==== Material shown ====

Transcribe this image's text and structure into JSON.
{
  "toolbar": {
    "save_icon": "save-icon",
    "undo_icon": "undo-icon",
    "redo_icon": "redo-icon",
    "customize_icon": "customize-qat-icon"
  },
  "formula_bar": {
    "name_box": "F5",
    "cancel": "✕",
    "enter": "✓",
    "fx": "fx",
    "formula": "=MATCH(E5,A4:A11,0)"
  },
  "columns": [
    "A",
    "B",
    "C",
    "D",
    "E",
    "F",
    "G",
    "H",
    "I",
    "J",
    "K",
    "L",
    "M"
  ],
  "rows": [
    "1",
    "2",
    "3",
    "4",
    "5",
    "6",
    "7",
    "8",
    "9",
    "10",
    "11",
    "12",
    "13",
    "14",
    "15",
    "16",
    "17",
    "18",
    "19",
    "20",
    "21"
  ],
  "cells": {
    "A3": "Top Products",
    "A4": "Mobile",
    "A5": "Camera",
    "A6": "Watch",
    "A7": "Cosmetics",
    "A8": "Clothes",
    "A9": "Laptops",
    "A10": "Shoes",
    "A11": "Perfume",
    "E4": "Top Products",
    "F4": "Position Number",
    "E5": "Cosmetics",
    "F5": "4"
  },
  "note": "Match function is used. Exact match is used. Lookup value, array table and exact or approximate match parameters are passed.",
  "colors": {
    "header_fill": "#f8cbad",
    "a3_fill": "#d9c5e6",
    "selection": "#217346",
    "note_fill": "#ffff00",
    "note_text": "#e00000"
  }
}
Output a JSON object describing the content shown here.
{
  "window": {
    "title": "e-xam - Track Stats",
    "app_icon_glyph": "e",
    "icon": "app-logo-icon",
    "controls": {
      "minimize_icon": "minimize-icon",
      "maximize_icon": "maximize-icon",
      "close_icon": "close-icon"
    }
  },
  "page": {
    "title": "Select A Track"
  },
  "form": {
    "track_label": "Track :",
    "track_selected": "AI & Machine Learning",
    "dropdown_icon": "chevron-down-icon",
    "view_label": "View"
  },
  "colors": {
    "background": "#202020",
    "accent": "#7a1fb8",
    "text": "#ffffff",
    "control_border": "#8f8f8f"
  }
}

====

■ **Exercise objective**
Every line of the data above should be copied exactly.

■ **Result of this task**
Transcribe this image's text and structure into JSON.
{
  "toolbar": {
    "save_icon": "save-icon",
    "undo_icon": "undo-icon",
    "redo_icon": "redo-icon",
    "customize_icon": "customize-qat-icon"
  },
  "formula_bar": {
    "name_box": "F5",
    "cancel": "✕",
    "enter": "✓",
    "fx": "fx",
    "formula": "=MATCH(E5,A4:A11,0)"
  },
  "columns": [
    "A",
    "B",
    "C",
    "D",
    "E",
    "F",
    "G",
    "H",
    "I",
    "J",
    "K",
    "L",
    "M"
  ],
  "rows": [
    "1",
    "2",
    "3",
    "4",
    "5",
    "6",
    "7",
    "8",
    "9",
    "10",
    "11",
    "12",
    "13",
    "14",
    "15",
    "16",
    "17",
    "18",
    "19",
    "20",
    "21"
  ],
  "cells": {
    "A3": "Top Products",
    "A4": "Mobile",
    "A5": "Camera",
    "A6": "Watch",
    "A7": "Cosmetics",
    "A8": "Clothes",
    "A9": "Laptops",
    "A10": "Shoes",
    "A11": "Perfume",
    "E4": "Top Products",
    "F4": "Position Number",
    "E5": "Cosmetics",
    "F5": "4"
  },
  "note": "Match function is used. Exact match is used. Lookup value, array table and exact or approximate match parameters are passed.",
  "colors": {
    "header_fill": "#f8cbad",
    "a3_fill": "#d9c5e6",
    "selection": "#217346",
    "note_fill": "#ffff00",
    "note_text": "#e00000"
  }
}
Output a JSON object describing the content shown here.
{
  "window": {
    "title": "e-xam - Track Stats",
    "app_icon_glyph": "e",
    "icon": "app-logo-icon",
    "controls": {
      "minimize_icon": "minimize-icon",
      "maximize_icon": "maximize-icon",
      "close_icon": "close-icon"
    }
  },
  "page": {
    "title": "Select A Track"
  },
  "form": {
    "track_label": "Track :",
    "track_selected": "AI & Machine Learning",
    "dropdown_icon": "chevron-down-icon",
    "view_label": "View"
  },
  "colors": {
    "background": "#202020",
    "accent": "#7a1fb8",
    "text": "#ffffff",
    "control_border": "#8f8f8f"
  }
}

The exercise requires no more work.